Fresh, pure and tasty – from organic Mt. Domet Double Cream to sheep’s milk Monte Cristo, Whitestone’s award-winning cheeses are a perfect reflection of the pristine natural environment that created them, says Managing Director Bob Berry.
“The distinctly regional flavours of our cheeses capture the character of North Otago where we are located, from its lofty mountains, quality pastures and clean air to the windswept coastline.”
The Whitestone Cheese award-winning range of 18 hand-crafted varieties includes organic camembert, feta, brie, double cream plus their own unique semi-soft varieties, Airedale, Farmhouse and Livingstone Gold, and 2006 National Cheese Champion Windsor Blue.
In its first international competition Whitestone was awarded Gold at the recent Brisbane International Cheese Awards, ahead of many of Europe’s best known blue cheeses.
Mr Berry says Whitestone’s high profile medal success has been a great sales asset in New Zealand and internationally.
“For example, we are now listed in key Australian and major US supermarket chains on the strength of our successes in the New Zealand Champions of Cheese Awards. Our Windsor Blue won the Champion Export Cheese in 2003 and National Champion in 2006, while our cheesemaker, Jason Tarrant, was named Champion Cheesemaker in 2005. We’ve also been awarded numerous Gold Medals for Windsor Blue and other cheeses we produce.
“Winning medals does not only help to open doors for listing in new outlets, but has also boosted sales of our cheeses in existing overseas retail outlets.”
Whitestone cheeses are sold in retail outlets in both Sydney and Brisbane, and Mr Berry says winning a gold medal at the recent Brisbane cheese awards will give sales a boost in Queensland.

**RECORDS SHOWN**
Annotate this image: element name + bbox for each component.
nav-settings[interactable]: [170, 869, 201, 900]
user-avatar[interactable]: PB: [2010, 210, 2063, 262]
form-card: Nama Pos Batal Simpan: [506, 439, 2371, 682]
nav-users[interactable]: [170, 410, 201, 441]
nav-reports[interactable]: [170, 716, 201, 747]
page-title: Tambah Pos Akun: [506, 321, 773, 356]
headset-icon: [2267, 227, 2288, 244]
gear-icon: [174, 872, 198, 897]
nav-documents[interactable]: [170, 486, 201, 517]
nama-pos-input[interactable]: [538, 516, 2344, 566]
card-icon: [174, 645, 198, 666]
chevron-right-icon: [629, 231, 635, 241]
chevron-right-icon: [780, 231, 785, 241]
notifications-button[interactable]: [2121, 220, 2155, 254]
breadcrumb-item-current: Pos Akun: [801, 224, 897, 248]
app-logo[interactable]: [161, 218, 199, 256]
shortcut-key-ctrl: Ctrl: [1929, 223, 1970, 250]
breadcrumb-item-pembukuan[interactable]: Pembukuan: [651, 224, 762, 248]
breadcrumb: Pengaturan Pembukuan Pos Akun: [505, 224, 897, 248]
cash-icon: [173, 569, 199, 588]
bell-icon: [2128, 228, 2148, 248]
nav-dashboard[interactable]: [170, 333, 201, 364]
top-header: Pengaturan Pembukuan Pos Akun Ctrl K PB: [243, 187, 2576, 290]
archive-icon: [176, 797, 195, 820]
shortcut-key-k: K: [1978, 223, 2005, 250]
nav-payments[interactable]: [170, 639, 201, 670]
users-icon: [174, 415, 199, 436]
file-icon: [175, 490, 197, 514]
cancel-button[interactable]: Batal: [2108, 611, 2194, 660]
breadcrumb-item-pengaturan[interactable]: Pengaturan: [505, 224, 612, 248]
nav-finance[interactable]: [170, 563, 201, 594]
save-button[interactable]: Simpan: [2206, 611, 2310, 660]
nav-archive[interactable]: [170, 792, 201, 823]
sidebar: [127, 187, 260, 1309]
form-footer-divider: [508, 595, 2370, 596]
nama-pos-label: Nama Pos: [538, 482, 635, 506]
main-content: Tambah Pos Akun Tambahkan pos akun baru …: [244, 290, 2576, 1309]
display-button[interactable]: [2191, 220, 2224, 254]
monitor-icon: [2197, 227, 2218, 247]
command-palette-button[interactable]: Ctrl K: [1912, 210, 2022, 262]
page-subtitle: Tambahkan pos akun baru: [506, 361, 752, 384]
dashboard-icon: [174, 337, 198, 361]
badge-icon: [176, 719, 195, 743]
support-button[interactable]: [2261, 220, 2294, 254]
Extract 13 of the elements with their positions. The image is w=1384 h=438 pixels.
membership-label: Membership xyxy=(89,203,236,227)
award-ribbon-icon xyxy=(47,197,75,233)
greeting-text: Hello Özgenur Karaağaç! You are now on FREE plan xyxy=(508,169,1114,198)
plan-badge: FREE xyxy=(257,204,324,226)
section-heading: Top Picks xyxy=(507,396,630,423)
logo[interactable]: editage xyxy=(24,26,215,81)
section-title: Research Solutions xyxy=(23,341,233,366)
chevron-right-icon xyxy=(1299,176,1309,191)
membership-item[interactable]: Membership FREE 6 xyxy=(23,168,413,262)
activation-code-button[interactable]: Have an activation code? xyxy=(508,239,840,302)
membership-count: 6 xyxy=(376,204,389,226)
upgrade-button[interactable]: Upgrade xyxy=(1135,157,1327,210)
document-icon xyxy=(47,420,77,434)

**WRITTEN TASKS**
a) What is the Spanish for this sentence from the cheese article: "Mr Berry says Whitestone’s high profile medal success has been a great sales asset in New Zealand and internationally."?
b) Can you reproduce the stretch of the cheese article from "Fresh, pure and" through "Champion Windsor Blue."?
The data has no connection to the cheese article.

**ANSWERS IN ORDER**
a) El señor Berry afirma que el destacado éxito de Whitestone en medallas ha sido un gran activo para las ventas en Nueva Zelanda y a nivel internacional.

b)
Fresh, pure and tasty – from organic Mt. Domet Double Cream to sheep’s milk Monte Cristo, Whitestone’s award-winning cheeses are a perfect reflection of the pristine natural environment that created them, says Managing Director Bob Berry.
“The distinctly regional flavours of our cheeses capture the character of North Otago where we are located, from its lofty mountains, quality pastures and clean air to the windswept coastline.”
The Whitestone Cheese award-winning range of 18 hand-crafted varieties includes organic camembert, feta, brie, double cream plus their own unique semi-soft varieties, Airedale, Farmhouse and Livingstone Gold, and 2006 National Cheese Champion Windsor Blue.